Exercise instructions: From the entries below, copy every line that holds the word "links".

Data for this exercise:

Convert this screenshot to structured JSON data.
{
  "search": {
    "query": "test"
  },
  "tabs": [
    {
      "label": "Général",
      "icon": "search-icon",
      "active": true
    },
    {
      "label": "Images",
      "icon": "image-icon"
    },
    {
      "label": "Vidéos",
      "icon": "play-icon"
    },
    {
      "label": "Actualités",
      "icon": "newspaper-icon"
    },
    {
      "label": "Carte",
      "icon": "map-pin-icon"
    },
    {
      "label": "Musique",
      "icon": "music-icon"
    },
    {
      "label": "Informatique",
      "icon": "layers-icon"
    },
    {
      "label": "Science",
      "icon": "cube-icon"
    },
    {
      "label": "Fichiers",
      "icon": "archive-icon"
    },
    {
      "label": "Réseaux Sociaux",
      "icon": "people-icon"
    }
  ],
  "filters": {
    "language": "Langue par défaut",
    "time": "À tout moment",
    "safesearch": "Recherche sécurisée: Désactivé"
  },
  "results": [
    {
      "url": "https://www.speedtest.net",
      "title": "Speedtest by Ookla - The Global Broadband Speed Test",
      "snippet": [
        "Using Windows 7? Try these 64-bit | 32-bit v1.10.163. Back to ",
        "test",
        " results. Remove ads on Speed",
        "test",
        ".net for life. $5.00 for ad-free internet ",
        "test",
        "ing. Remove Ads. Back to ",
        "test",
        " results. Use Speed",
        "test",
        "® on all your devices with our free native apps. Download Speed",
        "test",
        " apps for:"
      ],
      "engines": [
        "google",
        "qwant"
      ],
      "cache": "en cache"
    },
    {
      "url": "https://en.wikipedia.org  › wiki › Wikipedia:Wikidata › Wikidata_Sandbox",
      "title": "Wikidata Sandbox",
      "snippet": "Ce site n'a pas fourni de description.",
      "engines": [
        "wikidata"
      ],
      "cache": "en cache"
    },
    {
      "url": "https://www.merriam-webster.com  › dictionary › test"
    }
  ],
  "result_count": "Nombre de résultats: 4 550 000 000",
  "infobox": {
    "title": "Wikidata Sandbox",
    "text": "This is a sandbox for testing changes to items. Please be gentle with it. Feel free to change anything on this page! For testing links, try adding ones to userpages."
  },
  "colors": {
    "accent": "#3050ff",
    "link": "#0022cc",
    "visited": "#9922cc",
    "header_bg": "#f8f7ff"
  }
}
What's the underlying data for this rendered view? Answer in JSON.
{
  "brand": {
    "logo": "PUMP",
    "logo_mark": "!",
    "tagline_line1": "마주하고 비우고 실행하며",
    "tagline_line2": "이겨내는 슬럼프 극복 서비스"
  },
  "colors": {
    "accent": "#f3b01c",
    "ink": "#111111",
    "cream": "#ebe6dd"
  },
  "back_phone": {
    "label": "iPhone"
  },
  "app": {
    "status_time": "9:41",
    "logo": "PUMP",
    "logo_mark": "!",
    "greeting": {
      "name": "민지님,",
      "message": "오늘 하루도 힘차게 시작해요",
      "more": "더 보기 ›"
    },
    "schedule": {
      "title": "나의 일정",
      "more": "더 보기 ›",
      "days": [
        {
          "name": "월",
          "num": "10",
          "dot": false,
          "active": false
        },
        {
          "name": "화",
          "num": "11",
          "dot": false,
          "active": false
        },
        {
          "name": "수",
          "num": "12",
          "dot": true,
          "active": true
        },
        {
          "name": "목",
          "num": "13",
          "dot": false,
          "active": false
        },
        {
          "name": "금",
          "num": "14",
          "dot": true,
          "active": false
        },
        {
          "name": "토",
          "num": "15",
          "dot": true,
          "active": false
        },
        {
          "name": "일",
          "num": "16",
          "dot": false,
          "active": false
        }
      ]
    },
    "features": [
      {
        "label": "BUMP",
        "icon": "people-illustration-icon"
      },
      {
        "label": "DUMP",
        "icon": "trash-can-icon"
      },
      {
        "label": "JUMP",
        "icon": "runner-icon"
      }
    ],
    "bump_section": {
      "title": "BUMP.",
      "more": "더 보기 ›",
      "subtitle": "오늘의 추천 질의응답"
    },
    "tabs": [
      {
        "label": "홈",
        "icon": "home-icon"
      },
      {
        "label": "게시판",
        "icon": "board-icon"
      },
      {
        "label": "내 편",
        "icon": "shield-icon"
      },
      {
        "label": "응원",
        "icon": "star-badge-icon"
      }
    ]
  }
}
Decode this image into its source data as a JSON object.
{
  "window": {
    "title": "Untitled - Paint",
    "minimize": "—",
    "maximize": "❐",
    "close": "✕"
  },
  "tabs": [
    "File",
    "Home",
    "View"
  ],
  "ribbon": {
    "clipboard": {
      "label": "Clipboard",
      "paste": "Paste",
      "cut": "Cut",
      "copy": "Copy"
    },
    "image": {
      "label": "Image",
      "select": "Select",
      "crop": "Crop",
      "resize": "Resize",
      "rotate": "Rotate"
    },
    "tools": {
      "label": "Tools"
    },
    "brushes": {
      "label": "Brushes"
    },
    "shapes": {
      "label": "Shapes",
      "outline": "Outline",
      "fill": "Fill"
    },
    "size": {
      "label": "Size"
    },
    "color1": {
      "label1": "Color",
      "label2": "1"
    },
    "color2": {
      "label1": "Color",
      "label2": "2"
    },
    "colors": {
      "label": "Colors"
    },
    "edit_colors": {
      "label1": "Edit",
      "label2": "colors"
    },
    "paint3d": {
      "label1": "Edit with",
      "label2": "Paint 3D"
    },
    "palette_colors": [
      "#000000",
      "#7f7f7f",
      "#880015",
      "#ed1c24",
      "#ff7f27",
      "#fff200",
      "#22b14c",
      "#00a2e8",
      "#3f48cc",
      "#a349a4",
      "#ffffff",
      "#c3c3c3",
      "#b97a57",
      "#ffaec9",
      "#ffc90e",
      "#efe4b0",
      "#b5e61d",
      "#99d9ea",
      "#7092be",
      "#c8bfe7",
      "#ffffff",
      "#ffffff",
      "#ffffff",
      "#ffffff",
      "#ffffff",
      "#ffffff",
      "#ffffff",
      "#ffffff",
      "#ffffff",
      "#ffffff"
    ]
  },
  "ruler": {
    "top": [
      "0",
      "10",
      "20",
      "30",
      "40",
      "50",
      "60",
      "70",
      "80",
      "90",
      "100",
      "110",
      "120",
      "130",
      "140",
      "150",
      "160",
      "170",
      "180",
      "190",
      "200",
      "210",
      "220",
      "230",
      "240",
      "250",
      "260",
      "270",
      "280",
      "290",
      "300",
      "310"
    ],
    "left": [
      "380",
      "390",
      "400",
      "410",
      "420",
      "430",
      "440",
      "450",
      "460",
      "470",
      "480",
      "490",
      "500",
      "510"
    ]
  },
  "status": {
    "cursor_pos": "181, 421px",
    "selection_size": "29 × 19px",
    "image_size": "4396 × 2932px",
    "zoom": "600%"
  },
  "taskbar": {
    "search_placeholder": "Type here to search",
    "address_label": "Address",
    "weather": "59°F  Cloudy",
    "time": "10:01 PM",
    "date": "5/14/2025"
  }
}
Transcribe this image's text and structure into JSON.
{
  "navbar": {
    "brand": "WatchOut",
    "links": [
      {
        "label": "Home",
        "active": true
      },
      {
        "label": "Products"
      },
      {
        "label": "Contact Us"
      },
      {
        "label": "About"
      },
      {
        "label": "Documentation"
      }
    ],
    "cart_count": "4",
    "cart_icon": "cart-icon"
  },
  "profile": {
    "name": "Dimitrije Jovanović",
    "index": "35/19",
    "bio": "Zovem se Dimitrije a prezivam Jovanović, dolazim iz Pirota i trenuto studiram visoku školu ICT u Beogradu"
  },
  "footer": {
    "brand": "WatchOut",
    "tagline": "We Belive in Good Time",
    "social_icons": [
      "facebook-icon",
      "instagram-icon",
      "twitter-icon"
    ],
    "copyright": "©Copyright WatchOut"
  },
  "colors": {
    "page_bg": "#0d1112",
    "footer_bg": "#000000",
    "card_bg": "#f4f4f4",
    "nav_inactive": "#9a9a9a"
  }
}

Finished task:
    "text": "This is a sandbox for testing changes to items. Please be gentle with it. Feel free to change anything on this page! For testing links, try adding ones to userpages."
    "links": [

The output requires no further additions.